- **Prompt**: Quote word for word the lines starting at the line with "Extract all readable text from this page." and ending at the final line of the entries. Leave out any pictures.

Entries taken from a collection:
┄┄┄┄┄┄┄┄┄┄┄┄┄┄┄┄┄┄┄┄

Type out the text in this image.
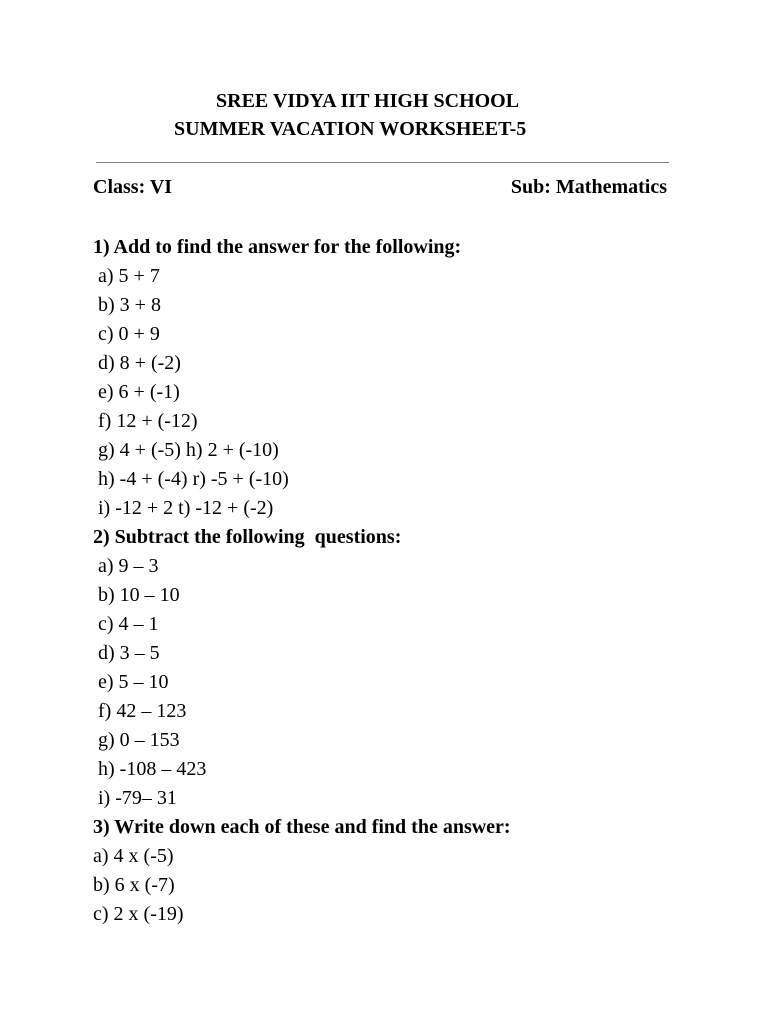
SREE VIDYA IIT HIGH SCHOOL
SUMMER VACATION WORKSHEET-5
Class: VI	Sub: Mathematics
1) Add to find the answer for the following:
a) 5 + 7
b) 3 + 8
c) 0 + 9
d) 8 + (-2)
e) 6 + (-1)
f) 12 + (-12)
g) 4 + (-5) h) 2 + (-10)
h) -4 + (-4) r) -5 + (-10)
i) -12 + 2 t) -12 + (-2)
2) Subtract the following  questions:
a) 9 – 3
b) 10 – 10
c) 4 – 1
d) 3 – 5
e) 5 – 10
f) 42 – 123
g) 0 – 153
h) -108 – 423
i) -79– 31
3) Write down each of these and find the answer:
a) 4 x (-5)
b) 6 x (-7)
c) 2 x (-19)
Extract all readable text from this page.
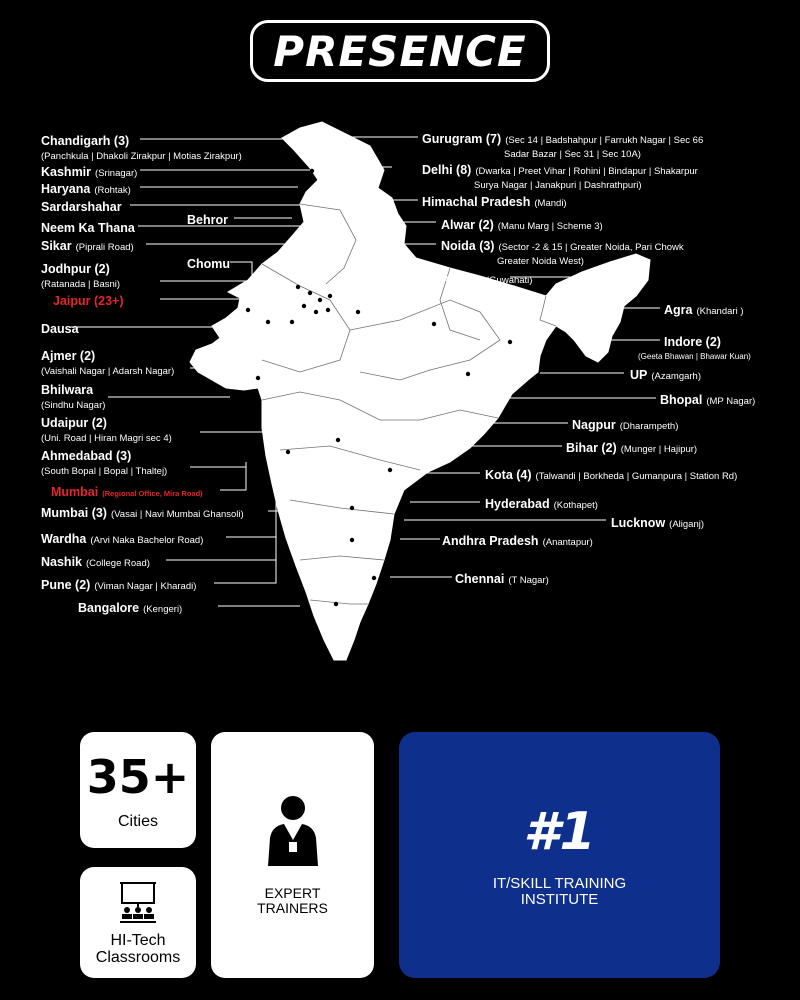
PRESENCE
Chandigarh (3)
(Panchkula | Dhakoli Zirakpur | Motias Zirakpur)
Kashmir (Srinagar)
Haryana (Rohtak)
Sardarshahar
Neem Ka Thana
Sikar (Piprali Road)
Jodhpur (2)
(Ratanada | Basni)
Jaipur (23+)
Dausa
Ajmer (2)
(Vaishali Nagar | Adarsh Nagar)
Bhilwara
(Sindhu Nagar)
Udaipur (2)
(Uni. Road | Hiran Magri sec 4)
Ahmedabad (3)
(South Bopal | Bopal | Thaltej)
Mumbai (Regional Office, Mira Road)
Mumbai (3) (Vasai | Navi Mumbai Ghansoli)
Wardha (Arvi Naka Bachelor Road)
Nashik (College Road)
Pune (2) (Viman Nagar | Kharadi)
Bangalore (Kengeri)
Behror
Chomu
Gurugram (7) (Sec 14 | Badshahpur | Farrukh Nagar | Sec 66
Sadar Bazar | Sec 31 | Sec 10A)
Delhi (8) (Dwarka | Preet Vihar | Rohini | Bindapur | Shakarpur
Surya Nagar | Janakpuri | Dashrathpuri)
Himachal Pradesh (Mandi)
Alwar (2) (Manu Marg | Scheme 3)
Noida (3) (Sector -2 & 15 | Greater Noida, Pari Chowk
Greater Noida West)
Assam (Guwahati)
Agra (Khandari )
Indore (2)
(Geeta Bhawan | Bhawar Kuan)
UP (Azamgarh)
Bhopal (MP Nagar)
Nagpur (Dharampeth)
Bihar (2) (Munger | Hajipur)
Kota (4) (Talwandi | Borkheda | Gumanpura | Station Rd)
Hyderabad (Kothapet)
Lucknow (Aliganj)
Andhra Pradesh (Anantapur)
Chennai (T Nagar)
35+
Cities
HI-Tech
Classrooms
EXPERT
TRAINERS
#1
IT/SKILL TRAINING
INSTITUTE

┄┄┄┄┄┄┄┄┄┄┄┄┄┄┄┄┄┄┄┄

- **Output for this task**:
Extract all readable text from this page.
PRESENCE
Chandigarh (3)
(Panchkula | Dhakoli Zirakpur | Motias Zirakpur)
Kashmir (Srinagar)
Haryana (Rohtak)
Sardarshahar
Neem Ka Thana
Sikar (Piprali Road)
Jodhpur (2)
(Ratanada | Basni)
Jaipur (23+)
Dausa
Ajmer (2)
(Vaishali Nagar | Adarsh Nagar)
Bhilwara
(Sindhu Nagar)
Udaipur (2)
(Uni. Road | Hiran Magri sec 4)
Ahmedabad (3)
(South Bopal | Bopal | Thaltej)
Mumbai (Regional Office, Mira Road)
Mumbai (3) (Vasai | Navi Mumbai Ghansoli)
Wardha (Arvi Naka Bachelor Road)
Nashik (College Road)
Pune (2) (Viman Nagar | Kharadi)
Bangalore (Kengeri)
Behror
Chomu
Gurugram (7) (Sec 14 | Badshahpur | Farrukh Nagar | Sec 66
Sadar Bazar | Sec 31 | Sec 10A)
Delhi (8) (Dwarka | Preet Vihar | Rohini | Bindapur | Shakarpur
Surya Nagar | Janakpuri | Dashrathpuri)
Himachal Pradesh (Mandi)
Alwar (2) (Manu Marg | Scheme 3)
Noida (3) (Sector -2 & 15 | Greater Noida, Pari Chowk
Greater Noida West)
Assam (Guwahati)
Agra (Khandari )
Indore (2)
(Geeta Bhawan | Bhawar Kuan)
UP (Azamgarh)
Bhopal (MP Nagar)
Nagpur (Dharampeth)
Bihar (2) (Munger | Hajipur)
Kota (4) (Talwandi | Borkheda | Gumanpura | Station Rd)
Hyderabad (Kothapet)
Lucknow (Aliganj)
Andhra Pradesh (Anantapur)
Chennai (T Nagar)
35+
Cities
HI-Tech
Classrooms
EXPERT
TRAINERS
#1
IT/SKILL TRAINING
INSTITUTE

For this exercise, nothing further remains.